Stated problem: Please print every record below exactly as it appears.

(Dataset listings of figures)
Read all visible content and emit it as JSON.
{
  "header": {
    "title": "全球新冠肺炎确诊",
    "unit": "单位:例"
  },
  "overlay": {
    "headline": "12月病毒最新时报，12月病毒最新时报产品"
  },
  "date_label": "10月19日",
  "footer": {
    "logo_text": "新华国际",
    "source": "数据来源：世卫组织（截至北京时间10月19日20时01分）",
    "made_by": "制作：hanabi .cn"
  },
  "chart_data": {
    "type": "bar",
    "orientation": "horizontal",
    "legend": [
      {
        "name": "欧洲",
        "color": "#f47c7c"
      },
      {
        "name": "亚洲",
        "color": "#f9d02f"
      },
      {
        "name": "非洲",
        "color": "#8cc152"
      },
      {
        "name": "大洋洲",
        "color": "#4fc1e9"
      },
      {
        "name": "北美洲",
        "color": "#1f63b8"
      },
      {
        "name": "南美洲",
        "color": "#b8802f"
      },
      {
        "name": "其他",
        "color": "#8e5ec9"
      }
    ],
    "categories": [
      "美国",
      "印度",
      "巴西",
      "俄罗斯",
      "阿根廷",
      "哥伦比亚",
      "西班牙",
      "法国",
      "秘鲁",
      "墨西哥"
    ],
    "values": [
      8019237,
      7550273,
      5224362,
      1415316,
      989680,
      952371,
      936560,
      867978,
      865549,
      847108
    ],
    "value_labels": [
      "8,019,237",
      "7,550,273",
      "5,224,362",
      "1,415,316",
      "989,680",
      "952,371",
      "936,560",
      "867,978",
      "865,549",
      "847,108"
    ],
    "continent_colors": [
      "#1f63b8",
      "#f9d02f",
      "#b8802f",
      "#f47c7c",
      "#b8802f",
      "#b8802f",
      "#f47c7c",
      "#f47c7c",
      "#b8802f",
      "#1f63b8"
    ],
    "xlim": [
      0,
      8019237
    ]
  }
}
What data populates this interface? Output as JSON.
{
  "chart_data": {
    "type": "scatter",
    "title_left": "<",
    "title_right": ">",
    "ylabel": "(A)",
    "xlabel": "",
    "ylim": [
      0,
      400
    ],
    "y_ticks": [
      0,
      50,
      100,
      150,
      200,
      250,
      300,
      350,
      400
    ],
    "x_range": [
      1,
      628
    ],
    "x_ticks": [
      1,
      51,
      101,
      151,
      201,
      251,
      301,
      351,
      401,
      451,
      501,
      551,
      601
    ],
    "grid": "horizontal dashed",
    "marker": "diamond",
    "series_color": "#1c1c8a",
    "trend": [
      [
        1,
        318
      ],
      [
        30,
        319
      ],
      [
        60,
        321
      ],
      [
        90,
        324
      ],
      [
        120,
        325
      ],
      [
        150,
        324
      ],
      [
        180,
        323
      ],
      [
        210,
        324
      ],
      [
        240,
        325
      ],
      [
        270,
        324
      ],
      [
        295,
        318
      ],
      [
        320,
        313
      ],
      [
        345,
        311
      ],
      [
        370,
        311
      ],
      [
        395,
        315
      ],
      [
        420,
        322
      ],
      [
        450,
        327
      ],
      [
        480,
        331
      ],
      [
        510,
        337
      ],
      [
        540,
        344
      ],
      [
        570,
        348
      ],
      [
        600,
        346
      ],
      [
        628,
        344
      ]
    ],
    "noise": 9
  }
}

Complete output:
Read all visible content and emit it as JSON.
{
  "header": {
    "title": "全球新冠肺炎确诊",
    "unit": "单位:例"
  },
  "overlay": {
    "headline": "12月病毒最新时报，12月病毒最新时报产品"
  },
  "date_label": "10月19日",
  "footer": {
    "logo_text": "新华国际",
    "source": "数据来源：世卫组织（截至北京时间10月19日20时01分）",
    "made_by": "制作：hanabi .cn"
  },
  "chart_data": {
    "type": "bar",
    "orientation": "horizontal",
    "legend": [
      {
        "name": "欧洲",
        "color": "#f47c7c"
      },
      {
        "name": "亚洲",
        "color": "#f9d02f"
      },
      {
        "name": "非洲",
        "color": "#8cc152"
      },
      {
        "name": "大洋洲",
        "color": "#4fc1e9"
      },
      {
        "name": "北美洲",
        "color": "#1f63b8"
      },
      {
        "name": "南美洲",
        "color": "#b8802f"
      },
      {
        "name": "其他",
        "color": "#8e5ec9"
      }
    ],
    "categories": [
      "美国",
      "印度",
      "巴西",
      "俄罗斯",
      "阿根廷",
      "哥伦比亚",
      "西班牙",
      "法国",
      "秘鲁",
      "墨西哥"
    ],
    "values": [
      8019237,
      7550273,
      5224362,
      1415316,
      989680,
      952371,
      936560,
      867978,
      865549,
      847108
    ],
    "value_labels": [
      "8,019,237",
      "7,550,273",
      "5,224,362",
      "1,415,316",
      "989,680",
      "952,371",
      "936,560",
      "867,978",
      "865,549",
      "847,108"
    ],
    "continent_colors": [
      "#1f63b8",
      "#f9d02f",
      "#b8802f",
      "#f47c7c",
      "#b8802f",
      "#b8802f",
      "#f47c7c",
      "#f47c7c",
      "#b8802f",
      "#1f63b8"
    ],
    "xlim": [
      0,
      8019237
    ]
  }
}
What data populates this interface? Output as JSON.
{
  "chart_data": {
    "type": "scatter",
    "title_left": "<",
    "title_right": ">",
    "ylabel": "(A)",
    "xlabel": "",
    "ylim": [
      0,
      400
    ],
    "y_ticks": [
      0,
      50,
      100,
      150,
      200,
      250,
      300,
      350,
      400
    ],
    "x_range": [
      1,
      628
    ],
    "x_ticks": [
      1,
      51,
      101,
      151,
      201,
      251,
      301,
      351,
      401,
      451,
      501,
      551,
      601
    ],
    "grid": "horizontal dashed",
    "marker": "diamond",
    "series_color": "#1c1c8a",
    "trend": [
      [
        1,
        318
      ],
      [
        30,
        319
      ],
      [
        60,
        321
      ],
      [
        90,
        324
      ],
      [
        120,
        325
      ],
      [
        150,
        324
      ],
      [
        180,
        323
      ],
      [
        210,
        324
      ],
      [
        240,
        325
      ],
      [
        270,
        324
      ],
      [
        295,
        318
      ],
      [
        320,
        313
      ],
      [
        345,
        311
      ],
      [
        370,
        311
      ],
      [
        395,
        315
      ],
      [
        420,
        322
      ],
      [
        450,
        327
      ],
      [
        480,
        331
      ],
      [
        510,
        337
      ],
      [
        540,
        344
      ],
      [
        570,
        348
      ],
      [
        600,
        346
      ],
      [
        628,
        344
      ]
    ],
    "noise": 9
  }
}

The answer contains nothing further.